> Activity: Throughout the listing that follows, find each line with the word "jedem" and copy it.

(Data to use Opens)

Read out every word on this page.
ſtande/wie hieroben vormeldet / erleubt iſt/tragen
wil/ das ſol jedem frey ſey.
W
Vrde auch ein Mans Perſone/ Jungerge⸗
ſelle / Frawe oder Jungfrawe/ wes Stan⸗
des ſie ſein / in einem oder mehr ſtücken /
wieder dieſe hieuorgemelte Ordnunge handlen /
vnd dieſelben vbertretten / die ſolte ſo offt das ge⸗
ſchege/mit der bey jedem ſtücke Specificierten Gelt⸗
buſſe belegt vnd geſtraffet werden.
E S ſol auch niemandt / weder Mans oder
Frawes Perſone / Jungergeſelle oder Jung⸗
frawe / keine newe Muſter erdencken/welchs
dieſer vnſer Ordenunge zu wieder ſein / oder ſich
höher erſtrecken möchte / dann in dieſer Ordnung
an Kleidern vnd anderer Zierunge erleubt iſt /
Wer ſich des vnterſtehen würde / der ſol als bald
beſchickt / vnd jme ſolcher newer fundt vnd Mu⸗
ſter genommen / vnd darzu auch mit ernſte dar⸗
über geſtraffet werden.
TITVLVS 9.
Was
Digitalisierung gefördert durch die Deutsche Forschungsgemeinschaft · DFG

(Data to use Closes)

> Completed task:
wil/ das ſol jedem frey ſey.
ſchege/mit der bey jedem ſtücke Specificierten Gelt⸗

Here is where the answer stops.